• Information shown:
+++
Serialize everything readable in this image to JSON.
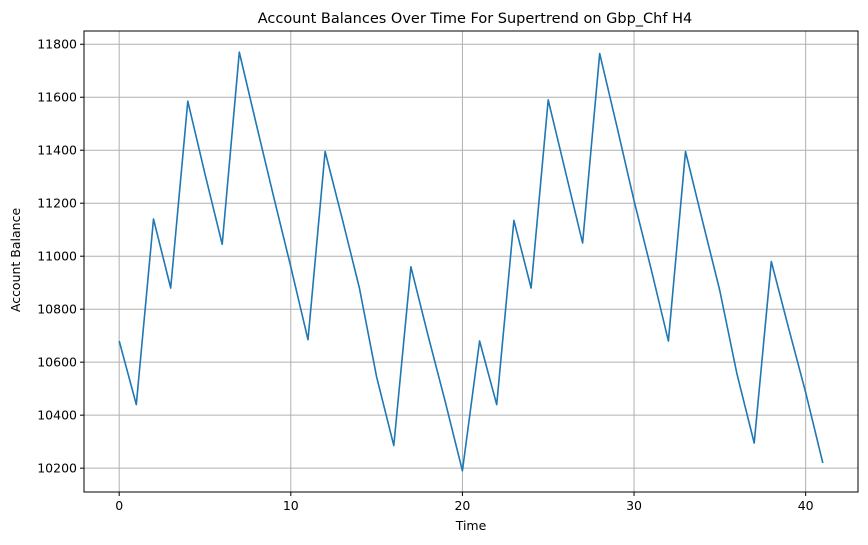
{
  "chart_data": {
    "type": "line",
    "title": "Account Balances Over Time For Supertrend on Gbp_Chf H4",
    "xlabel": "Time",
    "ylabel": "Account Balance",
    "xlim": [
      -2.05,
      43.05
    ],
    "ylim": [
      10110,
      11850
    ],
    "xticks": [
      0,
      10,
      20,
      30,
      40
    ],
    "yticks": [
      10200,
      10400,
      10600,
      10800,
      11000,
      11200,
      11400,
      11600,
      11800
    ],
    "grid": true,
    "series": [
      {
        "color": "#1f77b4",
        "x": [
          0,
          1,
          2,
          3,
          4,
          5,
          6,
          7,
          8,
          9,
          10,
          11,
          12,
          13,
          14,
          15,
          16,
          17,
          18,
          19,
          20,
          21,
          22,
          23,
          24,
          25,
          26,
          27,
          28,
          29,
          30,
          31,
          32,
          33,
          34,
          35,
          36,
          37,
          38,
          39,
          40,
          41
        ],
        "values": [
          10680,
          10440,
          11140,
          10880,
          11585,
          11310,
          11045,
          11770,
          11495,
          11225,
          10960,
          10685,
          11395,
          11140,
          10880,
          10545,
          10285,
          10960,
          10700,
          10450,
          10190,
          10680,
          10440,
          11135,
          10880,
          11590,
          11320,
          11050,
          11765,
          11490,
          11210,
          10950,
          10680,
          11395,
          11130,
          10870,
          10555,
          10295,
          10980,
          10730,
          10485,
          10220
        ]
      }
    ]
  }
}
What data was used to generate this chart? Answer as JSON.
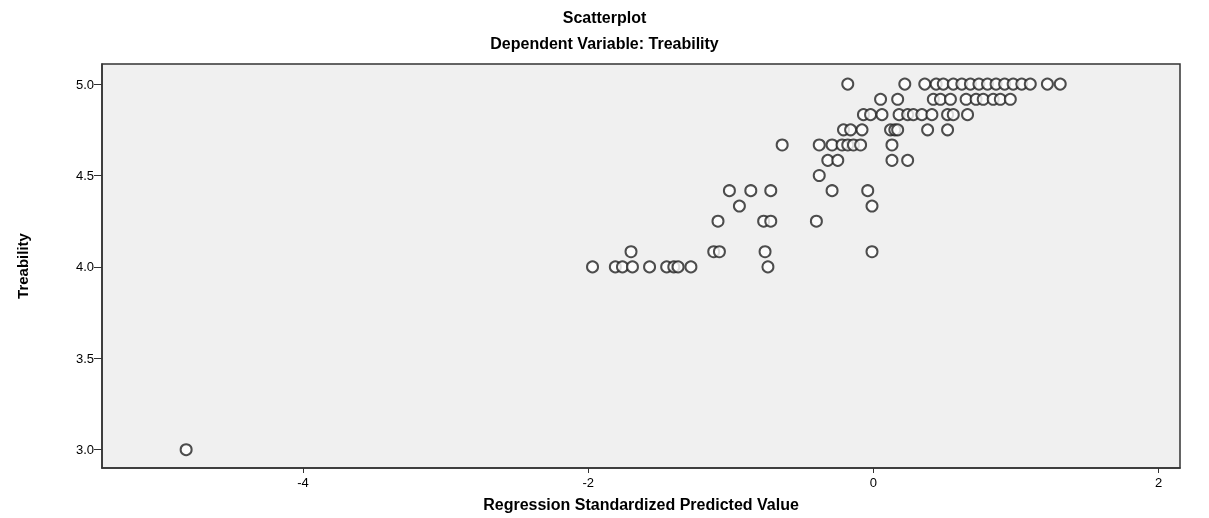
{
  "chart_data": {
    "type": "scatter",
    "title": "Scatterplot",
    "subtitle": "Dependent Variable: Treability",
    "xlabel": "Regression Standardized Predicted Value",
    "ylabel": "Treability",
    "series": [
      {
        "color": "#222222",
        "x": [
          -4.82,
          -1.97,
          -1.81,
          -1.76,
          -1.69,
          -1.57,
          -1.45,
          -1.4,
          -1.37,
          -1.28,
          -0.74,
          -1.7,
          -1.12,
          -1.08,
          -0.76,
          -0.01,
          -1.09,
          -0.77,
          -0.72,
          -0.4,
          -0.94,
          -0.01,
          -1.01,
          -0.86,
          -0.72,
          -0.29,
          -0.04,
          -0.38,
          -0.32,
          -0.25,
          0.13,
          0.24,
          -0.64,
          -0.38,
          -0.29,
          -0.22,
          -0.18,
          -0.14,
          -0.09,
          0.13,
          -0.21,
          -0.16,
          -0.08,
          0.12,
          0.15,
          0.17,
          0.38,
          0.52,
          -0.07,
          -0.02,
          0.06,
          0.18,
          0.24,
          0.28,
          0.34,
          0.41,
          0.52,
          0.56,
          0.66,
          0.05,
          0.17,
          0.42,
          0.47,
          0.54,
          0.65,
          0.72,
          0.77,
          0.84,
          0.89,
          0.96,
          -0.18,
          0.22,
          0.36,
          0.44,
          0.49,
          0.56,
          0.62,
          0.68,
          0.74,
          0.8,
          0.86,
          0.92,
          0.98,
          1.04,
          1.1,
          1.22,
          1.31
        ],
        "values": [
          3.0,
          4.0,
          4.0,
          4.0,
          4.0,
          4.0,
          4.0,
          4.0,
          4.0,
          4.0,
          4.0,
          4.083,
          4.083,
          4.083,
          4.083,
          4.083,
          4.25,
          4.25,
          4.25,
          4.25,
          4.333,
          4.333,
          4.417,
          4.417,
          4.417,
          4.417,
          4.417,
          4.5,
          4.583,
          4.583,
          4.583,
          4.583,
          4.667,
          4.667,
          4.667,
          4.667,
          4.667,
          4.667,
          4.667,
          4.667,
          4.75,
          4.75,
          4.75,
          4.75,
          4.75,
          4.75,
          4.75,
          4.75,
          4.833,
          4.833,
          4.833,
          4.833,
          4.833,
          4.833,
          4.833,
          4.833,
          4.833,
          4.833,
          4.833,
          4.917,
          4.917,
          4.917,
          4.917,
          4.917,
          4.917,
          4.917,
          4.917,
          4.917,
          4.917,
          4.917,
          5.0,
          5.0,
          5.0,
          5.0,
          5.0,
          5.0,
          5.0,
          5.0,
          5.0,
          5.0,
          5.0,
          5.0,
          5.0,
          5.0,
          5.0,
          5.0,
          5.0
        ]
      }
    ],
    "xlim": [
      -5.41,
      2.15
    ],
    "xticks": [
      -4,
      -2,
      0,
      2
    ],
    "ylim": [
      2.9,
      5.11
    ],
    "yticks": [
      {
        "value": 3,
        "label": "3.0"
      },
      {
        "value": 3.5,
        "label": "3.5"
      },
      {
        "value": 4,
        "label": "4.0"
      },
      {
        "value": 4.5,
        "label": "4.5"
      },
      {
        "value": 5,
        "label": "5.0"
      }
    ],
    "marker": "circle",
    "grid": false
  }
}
+++
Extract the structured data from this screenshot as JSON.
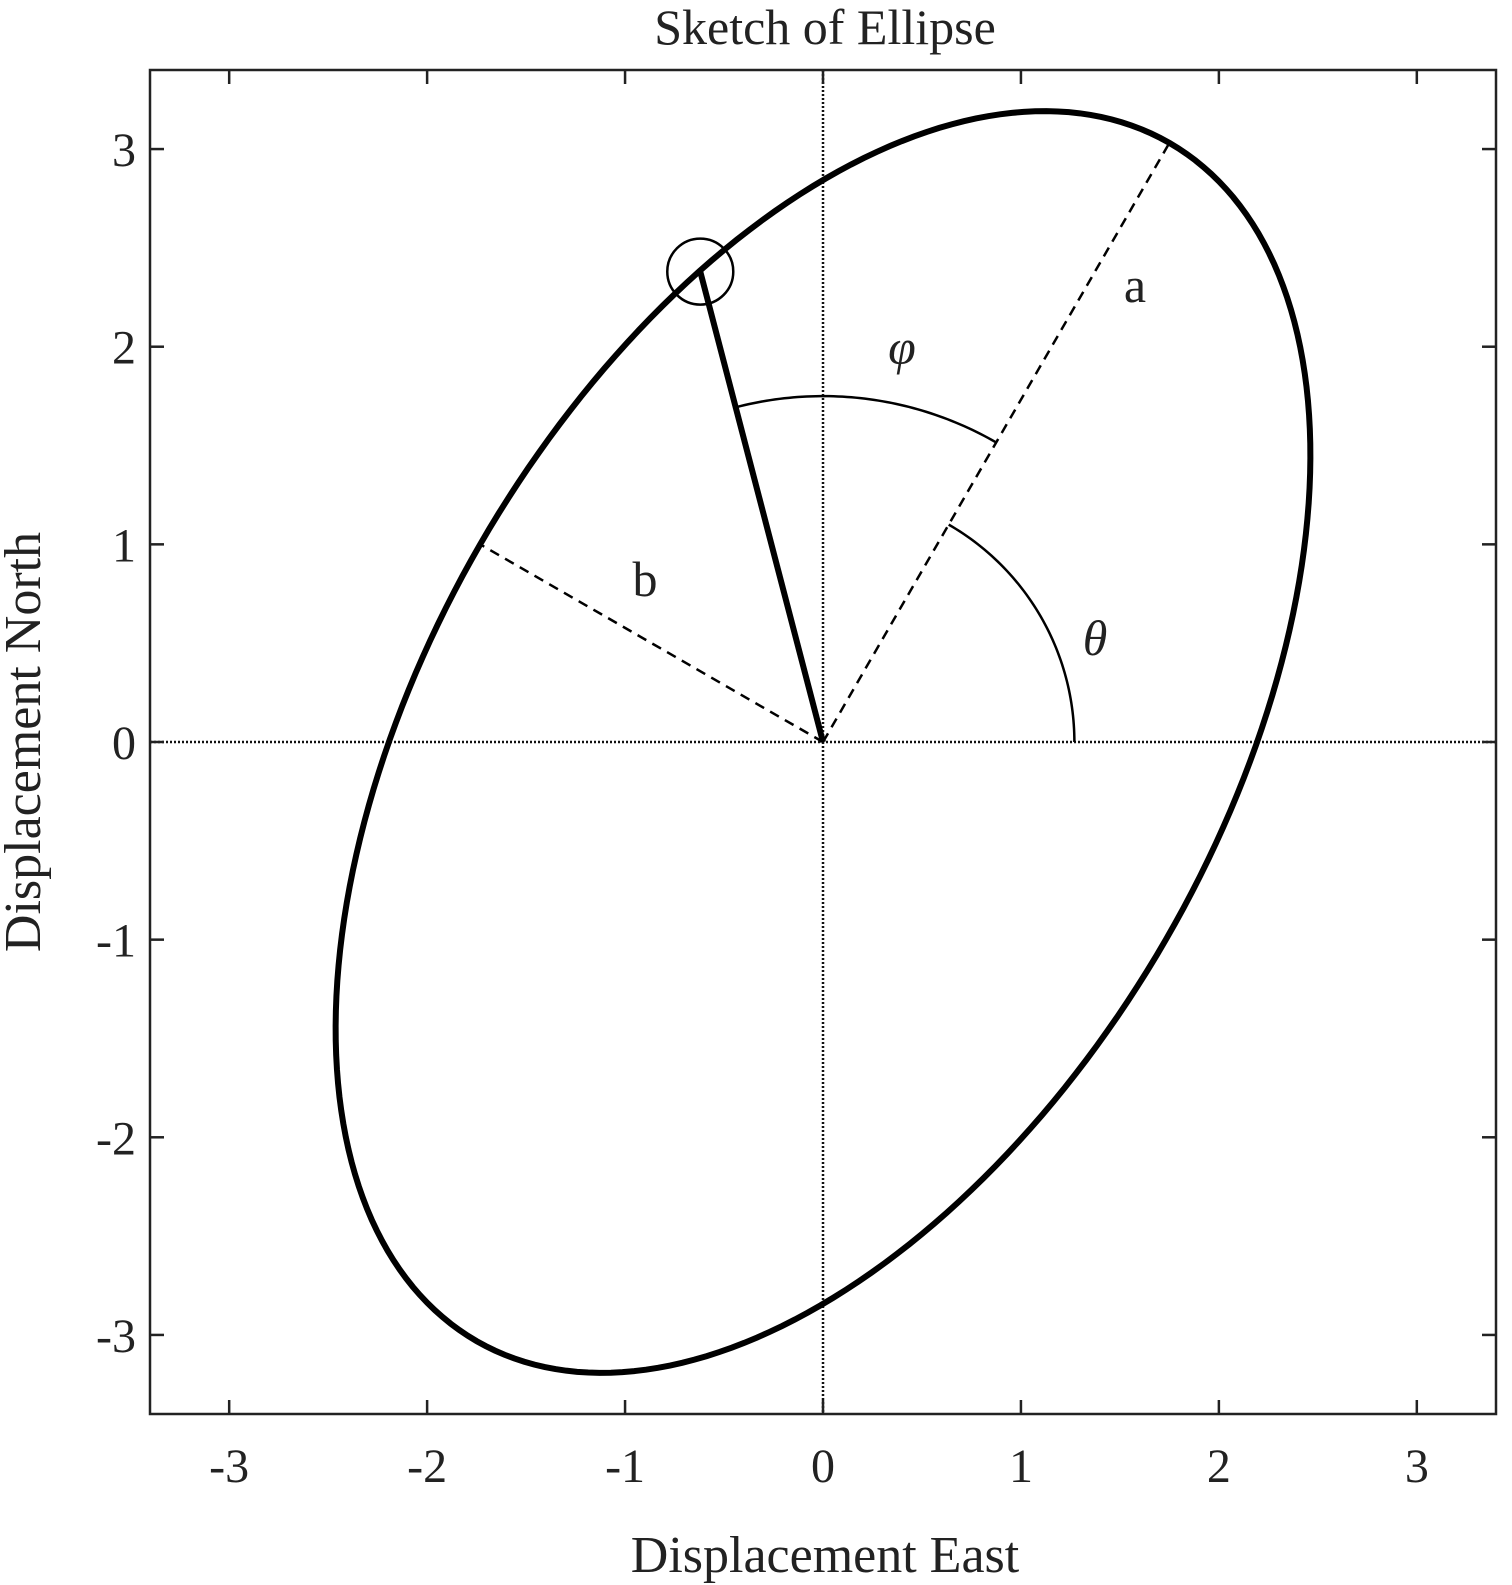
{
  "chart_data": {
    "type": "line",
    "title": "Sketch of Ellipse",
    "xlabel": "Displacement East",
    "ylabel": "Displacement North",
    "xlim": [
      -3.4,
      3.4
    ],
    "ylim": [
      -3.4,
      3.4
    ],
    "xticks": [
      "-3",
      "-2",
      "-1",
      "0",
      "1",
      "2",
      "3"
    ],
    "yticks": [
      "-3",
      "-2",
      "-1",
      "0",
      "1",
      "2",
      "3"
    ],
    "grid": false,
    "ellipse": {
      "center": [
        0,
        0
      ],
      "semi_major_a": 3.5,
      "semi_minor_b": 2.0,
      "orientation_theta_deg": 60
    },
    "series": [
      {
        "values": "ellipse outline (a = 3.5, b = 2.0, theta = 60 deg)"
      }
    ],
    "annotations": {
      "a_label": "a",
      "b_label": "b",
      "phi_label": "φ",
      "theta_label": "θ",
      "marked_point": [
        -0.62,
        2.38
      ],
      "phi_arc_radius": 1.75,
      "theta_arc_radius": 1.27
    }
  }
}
+++
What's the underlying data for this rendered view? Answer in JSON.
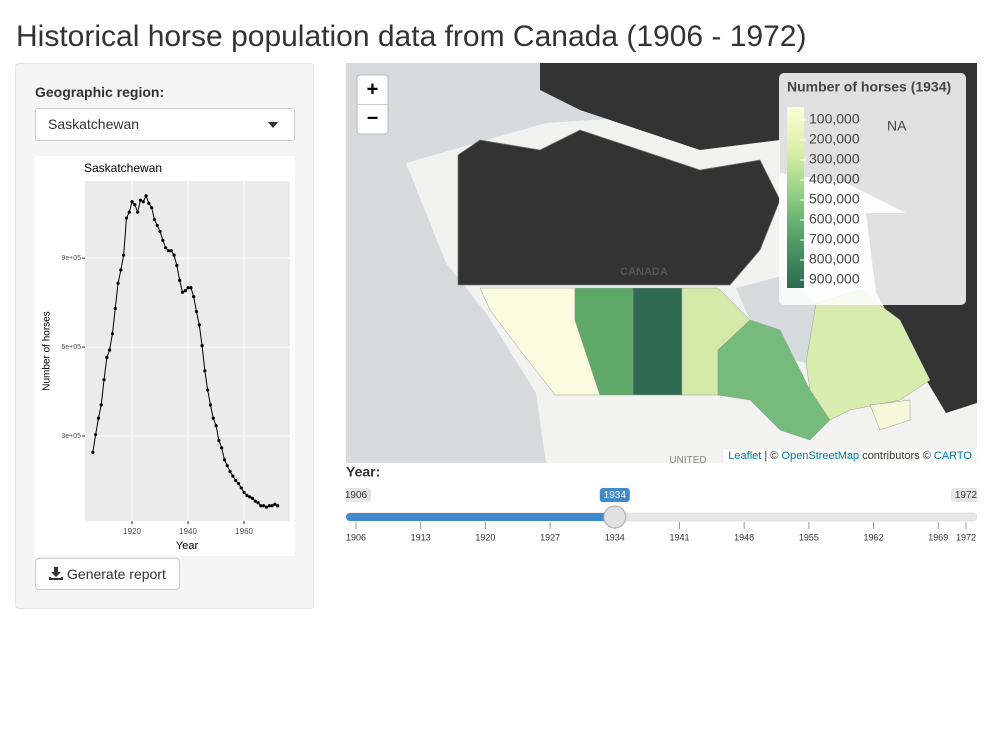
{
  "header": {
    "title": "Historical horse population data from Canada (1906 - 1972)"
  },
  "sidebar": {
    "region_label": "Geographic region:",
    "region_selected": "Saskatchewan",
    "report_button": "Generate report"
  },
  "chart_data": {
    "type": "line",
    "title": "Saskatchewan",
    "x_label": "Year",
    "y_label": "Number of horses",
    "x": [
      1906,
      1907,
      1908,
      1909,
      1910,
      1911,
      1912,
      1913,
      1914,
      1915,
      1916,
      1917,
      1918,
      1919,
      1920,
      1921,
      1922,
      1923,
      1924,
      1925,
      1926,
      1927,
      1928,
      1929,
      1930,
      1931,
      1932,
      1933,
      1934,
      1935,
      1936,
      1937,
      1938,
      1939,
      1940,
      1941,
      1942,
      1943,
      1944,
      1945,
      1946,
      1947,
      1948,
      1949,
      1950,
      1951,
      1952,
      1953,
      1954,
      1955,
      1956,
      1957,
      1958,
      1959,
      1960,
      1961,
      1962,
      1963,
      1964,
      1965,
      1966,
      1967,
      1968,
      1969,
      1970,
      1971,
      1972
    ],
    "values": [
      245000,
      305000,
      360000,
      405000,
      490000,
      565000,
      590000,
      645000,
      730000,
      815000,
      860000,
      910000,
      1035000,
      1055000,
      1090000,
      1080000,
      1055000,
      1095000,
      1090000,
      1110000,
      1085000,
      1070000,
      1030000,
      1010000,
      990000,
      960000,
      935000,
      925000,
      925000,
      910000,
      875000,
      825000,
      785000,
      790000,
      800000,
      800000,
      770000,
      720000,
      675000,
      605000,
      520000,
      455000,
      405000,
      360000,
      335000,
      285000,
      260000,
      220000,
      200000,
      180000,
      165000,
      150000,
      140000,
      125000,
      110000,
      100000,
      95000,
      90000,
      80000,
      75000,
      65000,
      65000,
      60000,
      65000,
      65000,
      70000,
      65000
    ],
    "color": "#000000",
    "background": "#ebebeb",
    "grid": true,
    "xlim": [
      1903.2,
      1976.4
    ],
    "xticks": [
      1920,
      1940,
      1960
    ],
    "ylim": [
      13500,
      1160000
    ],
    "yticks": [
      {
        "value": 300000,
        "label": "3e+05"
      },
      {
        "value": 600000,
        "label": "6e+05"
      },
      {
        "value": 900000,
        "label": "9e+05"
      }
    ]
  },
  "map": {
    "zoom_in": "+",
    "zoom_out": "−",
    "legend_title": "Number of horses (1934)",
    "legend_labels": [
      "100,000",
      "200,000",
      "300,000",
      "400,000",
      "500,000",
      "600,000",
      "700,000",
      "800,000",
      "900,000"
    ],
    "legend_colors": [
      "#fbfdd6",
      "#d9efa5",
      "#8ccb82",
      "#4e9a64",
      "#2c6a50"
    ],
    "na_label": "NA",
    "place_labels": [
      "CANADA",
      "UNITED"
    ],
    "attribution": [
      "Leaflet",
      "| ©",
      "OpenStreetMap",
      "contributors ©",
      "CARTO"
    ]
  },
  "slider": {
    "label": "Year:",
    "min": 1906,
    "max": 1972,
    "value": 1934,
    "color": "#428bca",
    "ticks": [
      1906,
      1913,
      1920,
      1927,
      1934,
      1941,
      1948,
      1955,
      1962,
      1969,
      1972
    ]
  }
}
+++
• Description of the task:
Search the data for the word "xlabel" and copy each line where it appears.

• Solution:
    "xlabel": "Time",
    "xlabel": "Regression Standardized Predicted Value",
    "xlabel": "Displacement East",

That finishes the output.